[SUPPLIED DATA]
····················
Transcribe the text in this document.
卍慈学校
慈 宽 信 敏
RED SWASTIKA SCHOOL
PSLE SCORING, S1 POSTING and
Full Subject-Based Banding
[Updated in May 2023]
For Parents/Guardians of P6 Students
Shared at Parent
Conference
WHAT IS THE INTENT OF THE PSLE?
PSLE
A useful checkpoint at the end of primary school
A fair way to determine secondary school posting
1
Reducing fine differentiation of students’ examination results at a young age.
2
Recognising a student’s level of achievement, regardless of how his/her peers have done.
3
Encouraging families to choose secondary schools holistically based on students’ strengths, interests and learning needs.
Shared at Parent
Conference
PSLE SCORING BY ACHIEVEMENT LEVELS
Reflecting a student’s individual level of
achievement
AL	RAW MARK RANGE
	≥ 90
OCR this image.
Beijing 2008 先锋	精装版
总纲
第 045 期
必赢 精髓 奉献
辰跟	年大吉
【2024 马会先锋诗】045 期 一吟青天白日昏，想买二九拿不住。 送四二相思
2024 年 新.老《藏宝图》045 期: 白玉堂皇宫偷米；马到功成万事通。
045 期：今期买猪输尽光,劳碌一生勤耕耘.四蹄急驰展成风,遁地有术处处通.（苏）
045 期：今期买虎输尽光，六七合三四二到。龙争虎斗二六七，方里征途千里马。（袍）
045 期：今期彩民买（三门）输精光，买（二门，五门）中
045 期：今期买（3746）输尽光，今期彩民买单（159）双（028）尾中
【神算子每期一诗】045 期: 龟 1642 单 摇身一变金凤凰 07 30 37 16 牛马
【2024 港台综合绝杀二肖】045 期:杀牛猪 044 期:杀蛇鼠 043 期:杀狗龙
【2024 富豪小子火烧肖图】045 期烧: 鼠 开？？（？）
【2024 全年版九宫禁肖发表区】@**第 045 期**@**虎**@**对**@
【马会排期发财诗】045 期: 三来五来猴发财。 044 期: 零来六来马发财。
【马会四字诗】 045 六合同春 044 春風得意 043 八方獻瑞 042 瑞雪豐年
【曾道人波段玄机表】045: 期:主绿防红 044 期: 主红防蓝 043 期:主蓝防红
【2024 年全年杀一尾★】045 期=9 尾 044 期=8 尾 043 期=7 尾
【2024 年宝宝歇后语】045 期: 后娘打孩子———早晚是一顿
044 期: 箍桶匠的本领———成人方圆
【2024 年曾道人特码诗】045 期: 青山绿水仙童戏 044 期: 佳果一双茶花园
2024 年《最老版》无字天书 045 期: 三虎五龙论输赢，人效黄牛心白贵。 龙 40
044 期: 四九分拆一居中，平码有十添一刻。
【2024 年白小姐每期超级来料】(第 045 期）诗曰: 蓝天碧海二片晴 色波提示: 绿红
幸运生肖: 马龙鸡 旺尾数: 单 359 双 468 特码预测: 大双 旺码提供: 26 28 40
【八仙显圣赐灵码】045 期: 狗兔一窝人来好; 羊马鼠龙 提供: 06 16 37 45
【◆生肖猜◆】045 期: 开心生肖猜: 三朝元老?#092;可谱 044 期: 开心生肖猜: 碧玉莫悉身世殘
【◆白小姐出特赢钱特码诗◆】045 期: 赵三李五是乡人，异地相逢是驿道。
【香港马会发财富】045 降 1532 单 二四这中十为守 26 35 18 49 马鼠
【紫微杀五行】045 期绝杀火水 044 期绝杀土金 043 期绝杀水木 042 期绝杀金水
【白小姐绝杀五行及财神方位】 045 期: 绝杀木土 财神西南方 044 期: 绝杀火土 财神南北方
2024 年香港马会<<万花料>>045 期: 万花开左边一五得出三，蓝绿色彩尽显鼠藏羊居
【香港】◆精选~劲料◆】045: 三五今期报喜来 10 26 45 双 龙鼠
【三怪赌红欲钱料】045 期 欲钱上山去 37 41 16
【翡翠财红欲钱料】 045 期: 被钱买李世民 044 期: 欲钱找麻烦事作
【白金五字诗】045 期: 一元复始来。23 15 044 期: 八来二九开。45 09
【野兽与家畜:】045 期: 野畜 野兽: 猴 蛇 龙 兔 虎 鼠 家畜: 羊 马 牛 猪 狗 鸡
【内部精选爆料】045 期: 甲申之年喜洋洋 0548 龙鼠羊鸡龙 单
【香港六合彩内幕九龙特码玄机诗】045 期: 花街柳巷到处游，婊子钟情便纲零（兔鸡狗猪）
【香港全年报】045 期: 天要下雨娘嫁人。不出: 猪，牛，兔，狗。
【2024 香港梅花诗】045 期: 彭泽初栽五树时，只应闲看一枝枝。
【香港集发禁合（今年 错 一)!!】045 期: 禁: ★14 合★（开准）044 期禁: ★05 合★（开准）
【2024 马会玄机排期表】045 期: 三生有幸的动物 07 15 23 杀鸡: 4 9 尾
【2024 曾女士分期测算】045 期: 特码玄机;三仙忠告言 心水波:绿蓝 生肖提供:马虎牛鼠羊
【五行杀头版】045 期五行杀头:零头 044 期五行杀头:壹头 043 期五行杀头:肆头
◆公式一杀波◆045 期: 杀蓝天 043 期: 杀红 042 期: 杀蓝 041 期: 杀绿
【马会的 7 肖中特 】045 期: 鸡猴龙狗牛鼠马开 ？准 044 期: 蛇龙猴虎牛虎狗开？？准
····················
[EXERCISE PROMPT] Reproduce the entries above in full, verbatim.

[SOLUTION FOR THIS PROBLEM]
Transcribe the text in this document.
卍慈学校
慈 宽 信 敏
RED SWASTIKA SCHOOL
PSLE SCORING, S1 POSTING and
Full Subject-Based Banding
[Updated in May 2023]
For Parents/Guardians of P6 Students
Shared at Parent
Conference
WHAT IS THE INTENT OF THE PSLE?
PSLE
A useful checkpoint at the end of primary school
A fair way to determine secondary school posting
1
Reducing fine differentiation of students’ examination results at a young age.
2
Recognising a student’s level of achievement, regardless of how his/her peers have done.
3
Encouraging families to choose secondary schools holistically based on students’ strengths, interests and learning needs.
Shared at Parent
Conference
PSLE SCORING BY ACHIEVEMENT LEVELS
Reflecting a student’s individual level of
achievement
AL	RAW MARK RANGE
	≥ 90
OCR this image.
Beijing 2008 先锋	精装版
总纲
第 045 期
必赢 精髓 奉献
辰跟	年大吉
【2024 马会先锋诗】045 期 一吟青天白日昏，想买二九拿不住。 送四二相思
2024 年 新.老《藏宝图》045 期: 白玉堂皇宫偷米；马到功成万事通。
045 期：今期买猪输尽光,劳碌一生勤耕耘.四蹄急驰展成风,遁地有术处处通.（苏）
045 期：今期买虎输尽光，六七合三四二到。龙争虎斗二六七，方里征途千里马。（袍）
045 期：今期彩民买（三门）输精光，买（二门，五门）中
045 期：今期买（3746）输尽光，今期彩民买单（159）双（028）尾中
【神算子每期一诗】045 期: 龟 1642 单 摇身一变金凤凰 07 30 37 16 牛马
【2024 港台综合绝杀二肖】045 期:杀牛猪 044 期:杀蛇鼠 043 期:杀狗龙
【2024 富豪小子火烧肖图】045 期烧: 鼠 开？？（？）
【2024 全年版九宫禁肖发表区】@**第 045 期**@**虎**@**对**@
【马会排期发财诗】045 期: 三来五来猴发财。 044 期: 零来六来马发财。
【马会四字诗】 045 六合同春 044 春風得意 043 八方獻瑞 042 瑞雪豐年
【曾道人波段玄机表】045: 期:主绿防红 044 期: 主红防蓝 043 期:主蓝防红
【2024 年全年杀一尾★】045 期=9 尾 044 期=8 尾 043 期=7 尾
【2024 年宝宝歇后语】045 期: 后娘打孩子———早晚是一顿
044 期: 箍桶匠的本领———成人方圆
【2024 年曾道人特码诗】045 期: 青山绿水仙童戏 044 期: 佳果一双茶花园
2024 年《最老版》无字天书 045 期: 三虎五龙论输赢，人效黄牛心白贵。 龙 40
044 期: 四九分拆一居中，平码有十添一刻。
【2024 年白小姐每期超级来料】(第 045 期）诗曰: 蓝天碧海二片晴 色波提示: 绿红
幸运生肖: 马龙鸡 旺尾数: 单 359 双 468 特码预测: 大双 旺码提供: 26 28 40
【八仙显圣赐灵码】045 期: 狗兔一窝人来好; 羊马鼠龙 提供: 06 16 37 45
【◆生肖猜◆】045 期: 开心生肖猜: 三朝元老?#092;可谱 044 期: 开心生肖猜: 碧玉莫悉身世殘
【◆白小姐出特赢钱特码诗◆】045 期: 赵三李五是乡人，异地相逢是驿道。
【香港马会发财富】045 降 1532 单 二四这中十为守 26 35 18 49 马鼠
【紫微杀五行】045 期绝杀火水 044 期绝杀土金 043 期绝杀水木 042 期绝杀金水
【白小姐绝杀五行及财神方位】 045 期: 绝杀木土 财神西南方 044 期: 绝杀火土 财神南北方
2024 年香港马会<<万花料>>045 期: 万花开左边一五得出三，蓝绿色彩尽显鼠藏羊居
【香港】◆精选~劲料◆】045: 三五今期报喜来 10 26 45 双 龙鼠
【三怪赌红欲钱料】045 期 欲钱上山去 37 41 16
【翡翠财红欲钱料】 045 期: 被钱买李世民 044 期: 欲钱找麻烦事作
【白金五字诗】045 期: 一元复始来。23 15 044 期: 八来二九开。45 09
【野兽与家畜:】045 期: 野畜 野兽: 猴 蛇 龙 兔 虎 鼠 家畜: 羊 马 牛 猪 狗 鸡
【内部精选爆料】045 期: 甲申之年喜洋洋 0548 龙鼠羊鸡龙 单
【香港六合彩内幕九龙特码玄机诗】045 期: 花街柳巷到处游，婊子钟情便纲零（兔鸡狗猪）
【香港全年报】045 期: 天要下雨娘嫁人。不出: 猪，牛，兔，狗。
【2024 香港梅花诗】045 期: 彭泽初栽五树时，只应闲看一枝枝。
【香港集发禁合（今年 错 一)!!】045 期: 禁: ★14 合★（开准）044 期禁: ★05 合★（开准）
【2024 马会玄机排期表】045 期: 三生有幸的动物 07 15 23 杀鸡: 4 9 尾
【2024 曾女士分期测算】045 期: 特码玄机;三仙忠告言 心水波:绿蓝 生肖提供:马虎牛鼠羊
【五行杀头版】045 期五行杀头:零头 044 期五行杀头:壹头 043 期五行杀头:肆头
◆公式一杀波◆045 期: 杀蓝天 043 期: 杀红 042 期: 杀蓝 041 期: 杀绿
【马会的 7 肖中特 】045 期: 鸡猴龙狗牛鼠马开 ？准 044 期: 蛇龙猴虎牛虎狗开？？准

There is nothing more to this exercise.